__YOUR TASK__.
Show every line below where "درباره" can be found.

__DATA LISTING__.

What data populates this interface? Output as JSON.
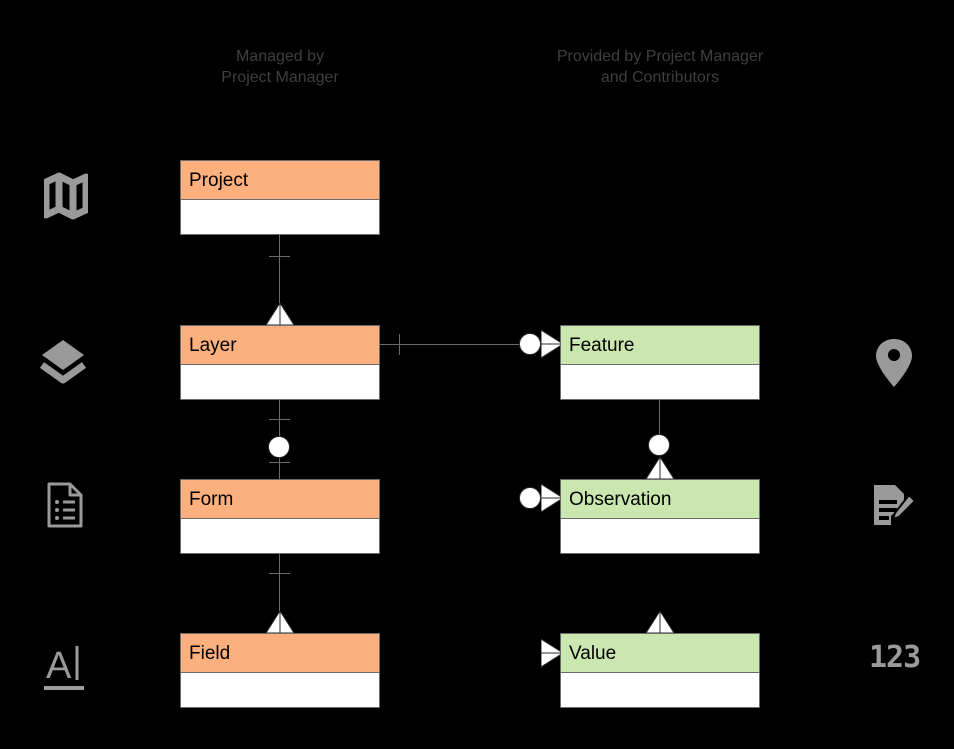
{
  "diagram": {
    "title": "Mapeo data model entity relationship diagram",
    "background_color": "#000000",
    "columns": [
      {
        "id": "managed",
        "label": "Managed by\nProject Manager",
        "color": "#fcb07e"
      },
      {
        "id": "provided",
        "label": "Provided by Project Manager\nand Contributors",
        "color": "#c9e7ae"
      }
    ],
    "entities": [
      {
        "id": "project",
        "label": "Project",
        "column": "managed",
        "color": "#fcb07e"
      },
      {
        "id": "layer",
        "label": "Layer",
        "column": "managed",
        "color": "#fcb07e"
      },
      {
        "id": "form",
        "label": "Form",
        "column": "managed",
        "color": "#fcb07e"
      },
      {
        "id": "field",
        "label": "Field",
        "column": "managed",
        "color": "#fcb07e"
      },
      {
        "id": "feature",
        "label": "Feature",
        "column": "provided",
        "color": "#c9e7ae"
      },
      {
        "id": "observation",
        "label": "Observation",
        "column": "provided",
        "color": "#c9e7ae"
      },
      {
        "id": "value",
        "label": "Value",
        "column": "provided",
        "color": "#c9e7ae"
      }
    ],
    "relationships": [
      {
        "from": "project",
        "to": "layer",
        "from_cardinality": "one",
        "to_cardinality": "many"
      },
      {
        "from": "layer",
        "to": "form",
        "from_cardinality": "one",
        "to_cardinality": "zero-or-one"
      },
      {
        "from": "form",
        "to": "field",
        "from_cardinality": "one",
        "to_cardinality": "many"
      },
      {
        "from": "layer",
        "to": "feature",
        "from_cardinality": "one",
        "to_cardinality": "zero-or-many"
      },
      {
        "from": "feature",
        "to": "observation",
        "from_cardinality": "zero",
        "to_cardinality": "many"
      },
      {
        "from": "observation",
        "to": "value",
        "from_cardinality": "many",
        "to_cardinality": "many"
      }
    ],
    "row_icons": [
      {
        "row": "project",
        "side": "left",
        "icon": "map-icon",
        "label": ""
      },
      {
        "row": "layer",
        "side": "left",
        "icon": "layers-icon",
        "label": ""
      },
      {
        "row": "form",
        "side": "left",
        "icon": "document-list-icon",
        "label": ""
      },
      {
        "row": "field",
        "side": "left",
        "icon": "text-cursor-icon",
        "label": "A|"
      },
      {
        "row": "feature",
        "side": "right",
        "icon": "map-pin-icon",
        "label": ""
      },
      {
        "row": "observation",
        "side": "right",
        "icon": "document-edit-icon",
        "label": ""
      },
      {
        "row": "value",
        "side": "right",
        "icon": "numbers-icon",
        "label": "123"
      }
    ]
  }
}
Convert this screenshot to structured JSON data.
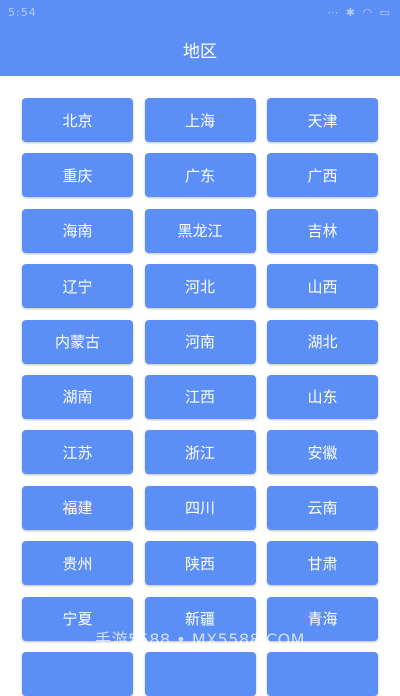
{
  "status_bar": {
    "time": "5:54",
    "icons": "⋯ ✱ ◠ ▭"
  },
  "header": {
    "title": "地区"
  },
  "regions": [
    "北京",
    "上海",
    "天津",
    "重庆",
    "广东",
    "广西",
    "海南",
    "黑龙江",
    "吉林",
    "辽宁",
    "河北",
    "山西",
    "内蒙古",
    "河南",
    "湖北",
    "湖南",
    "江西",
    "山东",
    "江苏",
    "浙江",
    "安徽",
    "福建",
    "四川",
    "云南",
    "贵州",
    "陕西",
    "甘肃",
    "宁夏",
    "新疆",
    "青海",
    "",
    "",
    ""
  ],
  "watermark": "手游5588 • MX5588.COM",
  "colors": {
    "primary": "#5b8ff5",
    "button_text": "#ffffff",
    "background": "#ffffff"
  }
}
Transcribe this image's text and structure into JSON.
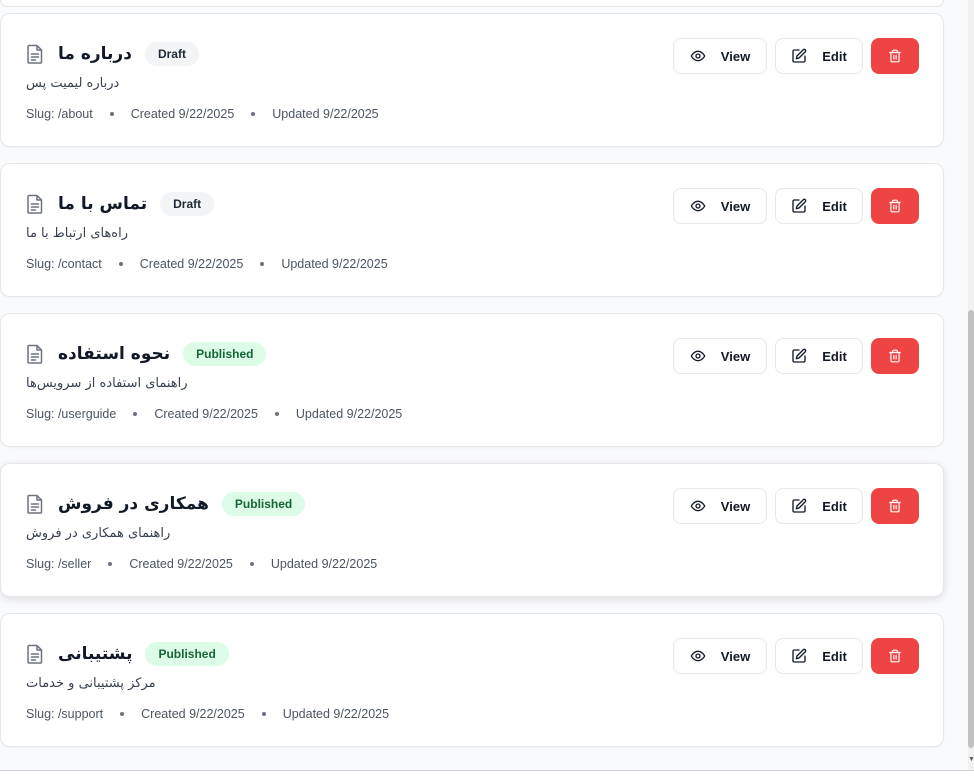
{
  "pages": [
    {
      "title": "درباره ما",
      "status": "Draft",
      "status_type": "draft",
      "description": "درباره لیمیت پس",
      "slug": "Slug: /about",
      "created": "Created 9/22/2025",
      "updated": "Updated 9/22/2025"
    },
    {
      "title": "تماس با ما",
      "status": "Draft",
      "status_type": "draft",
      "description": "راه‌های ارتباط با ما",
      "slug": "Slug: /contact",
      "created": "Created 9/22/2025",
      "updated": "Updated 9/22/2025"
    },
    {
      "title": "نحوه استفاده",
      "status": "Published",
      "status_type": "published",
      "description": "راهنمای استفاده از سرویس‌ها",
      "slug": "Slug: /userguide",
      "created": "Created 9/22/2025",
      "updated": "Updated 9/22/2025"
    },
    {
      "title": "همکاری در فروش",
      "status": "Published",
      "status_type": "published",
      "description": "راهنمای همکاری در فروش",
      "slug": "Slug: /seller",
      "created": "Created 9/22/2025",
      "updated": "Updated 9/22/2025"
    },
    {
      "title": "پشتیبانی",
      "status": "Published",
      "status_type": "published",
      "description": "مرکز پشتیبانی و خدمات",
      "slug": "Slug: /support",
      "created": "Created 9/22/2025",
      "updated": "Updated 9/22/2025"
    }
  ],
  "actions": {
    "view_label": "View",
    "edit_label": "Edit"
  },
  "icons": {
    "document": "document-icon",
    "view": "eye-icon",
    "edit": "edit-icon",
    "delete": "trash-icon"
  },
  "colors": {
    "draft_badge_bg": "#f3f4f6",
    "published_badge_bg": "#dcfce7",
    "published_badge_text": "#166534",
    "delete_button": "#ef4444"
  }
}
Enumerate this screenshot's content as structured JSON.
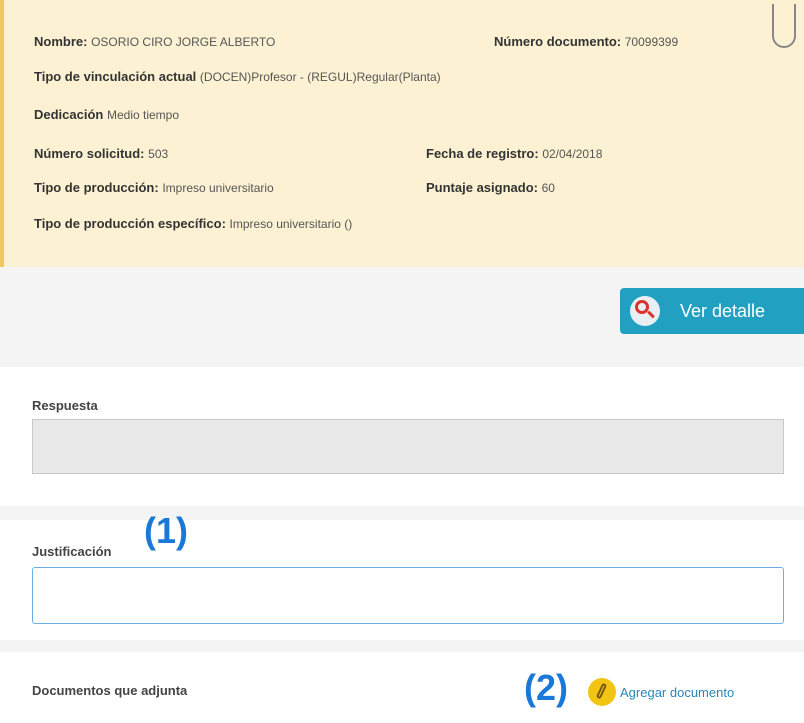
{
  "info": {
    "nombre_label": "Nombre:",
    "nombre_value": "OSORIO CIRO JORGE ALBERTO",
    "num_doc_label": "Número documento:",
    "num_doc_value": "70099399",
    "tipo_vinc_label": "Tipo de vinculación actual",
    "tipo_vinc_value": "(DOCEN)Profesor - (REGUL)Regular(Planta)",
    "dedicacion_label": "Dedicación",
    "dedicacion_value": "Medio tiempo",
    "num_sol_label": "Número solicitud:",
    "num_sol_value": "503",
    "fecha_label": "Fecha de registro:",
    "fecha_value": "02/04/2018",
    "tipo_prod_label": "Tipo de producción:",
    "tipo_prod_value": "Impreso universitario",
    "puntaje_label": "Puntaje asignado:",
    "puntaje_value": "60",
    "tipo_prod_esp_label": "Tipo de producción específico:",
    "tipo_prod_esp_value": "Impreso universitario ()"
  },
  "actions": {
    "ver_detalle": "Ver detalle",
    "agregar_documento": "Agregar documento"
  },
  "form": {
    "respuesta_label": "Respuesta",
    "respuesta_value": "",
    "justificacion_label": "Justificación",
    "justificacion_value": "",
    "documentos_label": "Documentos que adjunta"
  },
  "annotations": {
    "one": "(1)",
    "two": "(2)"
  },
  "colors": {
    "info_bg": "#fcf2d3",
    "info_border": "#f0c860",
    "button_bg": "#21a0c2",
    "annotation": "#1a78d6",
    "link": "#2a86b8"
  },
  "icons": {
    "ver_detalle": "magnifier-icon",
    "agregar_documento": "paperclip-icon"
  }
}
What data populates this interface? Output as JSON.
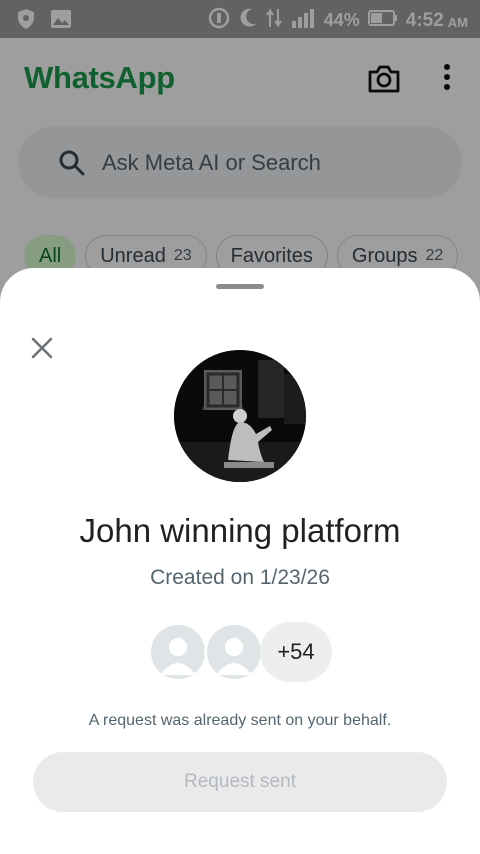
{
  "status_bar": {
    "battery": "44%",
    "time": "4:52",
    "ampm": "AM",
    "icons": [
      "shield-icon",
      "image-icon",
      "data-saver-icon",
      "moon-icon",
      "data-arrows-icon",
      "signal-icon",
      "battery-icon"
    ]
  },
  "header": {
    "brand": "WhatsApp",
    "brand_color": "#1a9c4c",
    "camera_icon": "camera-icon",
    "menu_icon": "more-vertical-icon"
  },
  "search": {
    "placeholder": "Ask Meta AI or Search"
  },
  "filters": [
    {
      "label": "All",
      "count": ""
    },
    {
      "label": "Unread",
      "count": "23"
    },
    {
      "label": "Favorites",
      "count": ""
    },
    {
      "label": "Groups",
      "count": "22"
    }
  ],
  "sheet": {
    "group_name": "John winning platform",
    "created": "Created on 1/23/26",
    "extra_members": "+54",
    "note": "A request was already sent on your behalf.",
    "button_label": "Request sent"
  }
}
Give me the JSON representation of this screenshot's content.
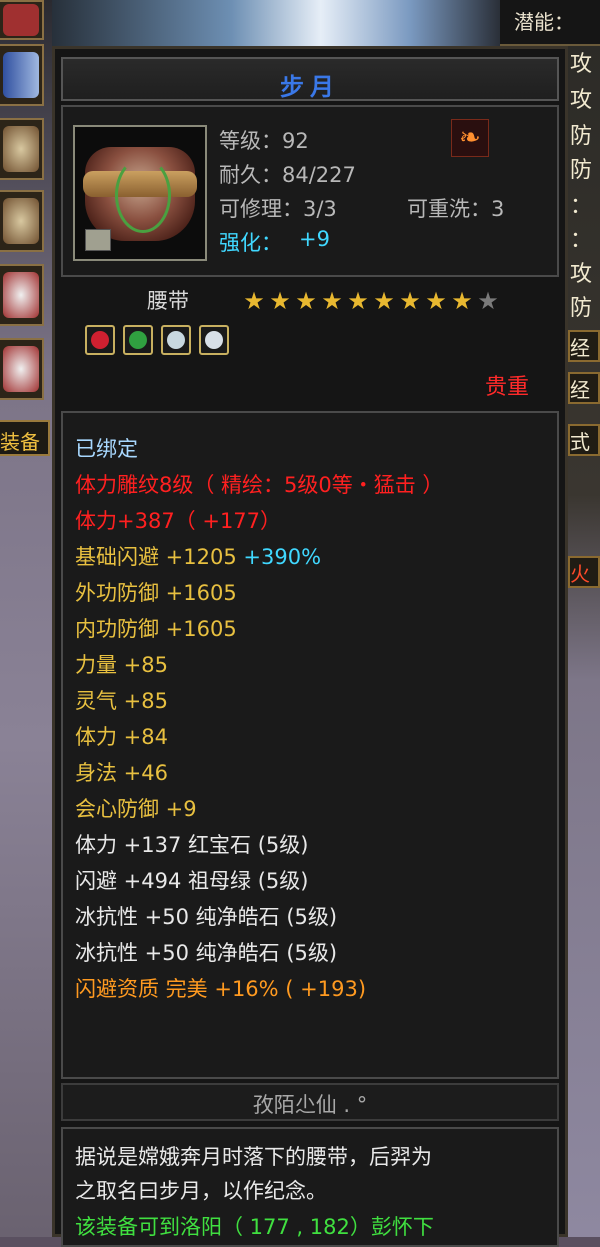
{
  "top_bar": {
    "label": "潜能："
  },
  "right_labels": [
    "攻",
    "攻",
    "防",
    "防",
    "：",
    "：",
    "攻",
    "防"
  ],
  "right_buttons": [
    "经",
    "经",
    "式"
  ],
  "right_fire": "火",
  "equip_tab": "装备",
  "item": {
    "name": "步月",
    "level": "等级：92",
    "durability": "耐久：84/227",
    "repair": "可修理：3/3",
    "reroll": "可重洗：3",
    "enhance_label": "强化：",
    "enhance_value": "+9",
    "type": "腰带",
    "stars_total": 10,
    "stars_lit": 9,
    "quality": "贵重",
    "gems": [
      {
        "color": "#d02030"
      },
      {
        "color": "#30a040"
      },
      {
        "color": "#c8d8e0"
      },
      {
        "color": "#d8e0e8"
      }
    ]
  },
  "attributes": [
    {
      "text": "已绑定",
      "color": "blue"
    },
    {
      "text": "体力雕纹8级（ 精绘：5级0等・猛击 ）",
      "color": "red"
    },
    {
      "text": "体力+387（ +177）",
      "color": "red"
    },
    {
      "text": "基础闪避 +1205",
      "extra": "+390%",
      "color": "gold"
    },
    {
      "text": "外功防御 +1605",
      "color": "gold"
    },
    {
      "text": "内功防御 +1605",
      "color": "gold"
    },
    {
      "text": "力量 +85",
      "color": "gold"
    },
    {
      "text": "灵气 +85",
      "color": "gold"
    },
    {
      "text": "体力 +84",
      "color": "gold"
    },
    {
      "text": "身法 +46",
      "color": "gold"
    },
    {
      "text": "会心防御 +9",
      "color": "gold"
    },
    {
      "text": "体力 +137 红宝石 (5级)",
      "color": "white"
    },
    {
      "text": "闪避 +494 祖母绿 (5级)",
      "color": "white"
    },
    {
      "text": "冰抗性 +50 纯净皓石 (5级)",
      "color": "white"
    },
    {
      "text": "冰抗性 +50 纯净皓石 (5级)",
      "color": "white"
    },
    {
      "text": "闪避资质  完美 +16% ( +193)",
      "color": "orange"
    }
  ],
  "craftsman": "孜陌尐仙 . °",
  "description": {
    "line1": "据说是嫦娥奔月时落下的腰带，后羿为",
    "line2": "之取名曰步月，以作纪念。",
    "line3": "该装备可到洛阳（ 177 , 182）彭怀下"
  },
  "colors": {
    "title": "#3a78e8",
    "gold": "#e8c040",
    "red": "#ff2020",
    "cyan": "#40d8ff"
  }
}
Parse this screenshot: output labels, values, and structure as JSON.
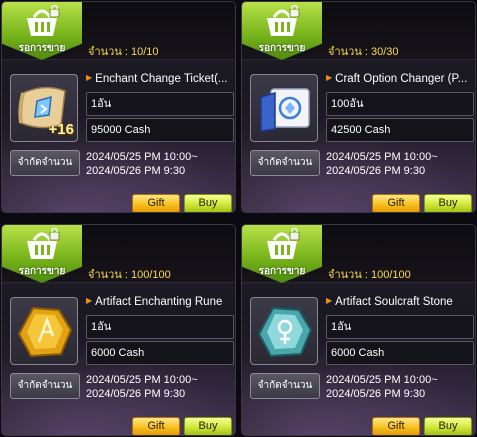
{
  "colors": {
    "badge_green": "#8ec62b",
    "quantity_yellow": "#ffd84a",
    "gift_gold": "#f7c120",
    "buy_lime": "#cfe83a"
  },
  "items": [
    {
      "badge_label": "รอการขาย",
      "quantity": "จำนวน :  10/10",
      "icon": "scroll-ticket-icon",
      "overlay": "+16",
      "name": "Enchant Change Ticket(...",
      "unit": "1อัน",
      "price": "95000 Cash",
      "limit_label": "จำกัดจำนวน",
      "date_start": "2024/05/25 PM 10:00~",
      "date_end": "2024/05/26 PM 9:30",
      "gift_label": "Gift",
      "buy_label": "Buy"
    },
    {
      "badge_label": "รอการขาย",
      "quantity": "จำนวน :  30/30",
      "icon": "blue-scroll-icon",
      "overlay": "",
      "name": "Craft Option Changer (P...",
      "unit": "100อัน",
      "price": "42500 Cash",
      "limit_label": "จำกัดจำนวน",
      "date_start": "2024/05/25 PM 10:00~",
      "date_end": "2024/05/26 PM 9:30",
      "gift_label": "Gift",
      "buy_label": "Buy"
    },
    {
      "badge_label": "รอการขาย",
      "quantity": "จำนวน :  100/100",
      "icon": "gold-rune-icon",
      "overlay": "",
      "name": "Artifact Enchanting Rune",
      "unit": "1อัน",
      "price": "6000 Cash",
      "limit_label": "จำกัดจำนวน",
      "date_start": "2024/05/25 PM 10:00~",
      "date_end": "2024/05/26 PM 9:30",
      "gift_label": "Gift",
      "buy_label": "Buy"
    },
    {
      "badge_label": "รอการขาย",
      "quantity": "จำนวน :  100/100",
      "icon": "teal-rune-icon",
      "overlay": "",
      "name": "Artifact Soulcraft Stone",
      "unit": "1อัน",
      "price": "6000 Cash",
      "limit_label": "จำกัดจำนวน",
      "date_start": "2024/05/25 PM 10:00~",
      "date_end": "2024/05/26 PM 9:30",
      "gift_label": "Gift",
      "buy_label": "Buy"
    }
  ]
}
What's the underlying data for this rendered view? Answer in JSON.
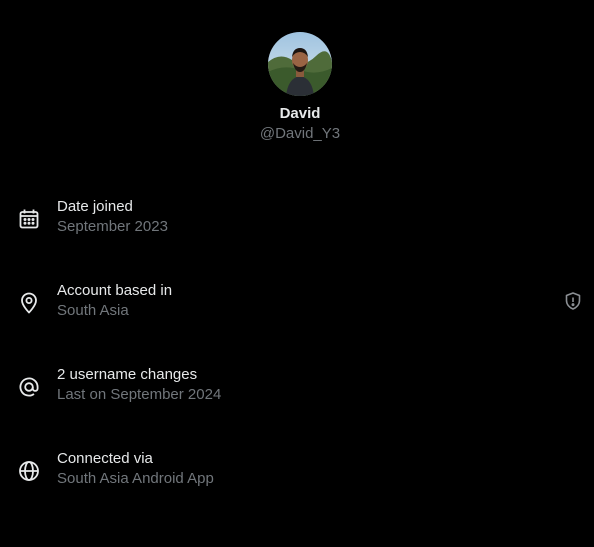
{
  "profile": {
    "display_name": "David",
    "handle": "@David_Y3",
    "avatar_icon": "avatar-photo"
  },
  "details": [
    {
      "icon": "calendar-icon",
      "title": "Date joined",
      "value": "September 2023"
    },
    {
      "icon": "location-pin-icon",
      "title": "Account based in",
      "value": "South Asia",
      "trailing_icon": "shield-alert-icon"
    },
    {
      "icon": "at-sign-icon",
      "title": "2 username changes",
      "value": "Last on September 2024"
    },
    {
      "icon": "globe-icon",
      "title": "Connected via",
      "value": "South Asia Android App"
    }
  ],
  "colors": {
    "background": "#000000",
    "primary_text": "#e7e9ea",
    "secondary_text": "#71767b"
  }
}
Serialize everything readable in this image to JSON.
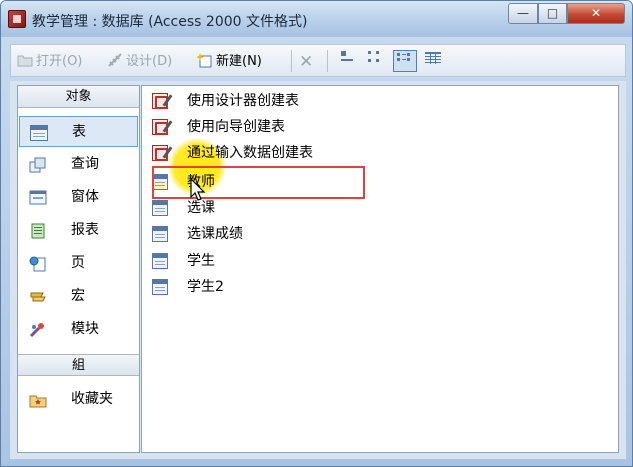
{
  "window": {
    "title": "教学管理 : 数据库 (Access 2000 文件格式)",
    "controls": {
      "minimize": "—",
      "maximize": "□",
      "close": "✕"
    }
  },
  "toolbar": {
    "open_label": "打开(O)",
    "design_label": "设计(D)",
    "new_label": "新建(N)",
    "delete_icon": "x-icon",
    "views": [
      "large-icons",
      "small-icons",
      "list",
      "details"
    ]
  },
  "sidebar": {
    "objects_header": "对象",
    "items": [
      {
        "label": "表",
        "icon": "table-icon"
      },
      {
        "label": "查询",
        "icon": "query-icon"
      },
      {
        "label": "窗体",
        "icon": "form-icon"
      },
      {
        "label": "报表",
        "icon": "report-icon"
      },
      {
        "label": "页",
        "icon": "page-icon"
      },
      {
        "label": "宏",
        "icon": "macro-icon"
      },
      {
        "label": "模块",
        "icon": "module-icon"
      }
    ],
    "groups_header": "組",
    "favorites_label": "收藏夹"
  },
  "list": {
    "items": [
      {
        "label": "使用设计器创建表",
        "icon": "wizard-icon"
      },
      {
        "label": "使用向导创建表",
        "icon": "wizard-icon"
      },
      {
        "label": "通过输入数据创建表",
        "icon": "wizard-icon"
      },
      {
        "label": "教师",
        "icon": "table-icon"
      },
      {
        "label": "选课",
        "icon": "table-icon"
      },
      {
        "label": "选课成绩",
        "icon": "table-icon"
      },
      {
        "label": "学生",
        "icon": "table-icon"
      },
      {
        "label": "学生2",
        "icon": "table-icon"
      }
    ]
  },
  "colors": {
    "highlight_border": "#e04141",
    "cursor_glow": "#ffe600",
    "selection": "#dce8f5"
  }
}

__FINISHED EXERCISE__.
      "title": "درباره ما",
      "description": "درباره لیمیت پس",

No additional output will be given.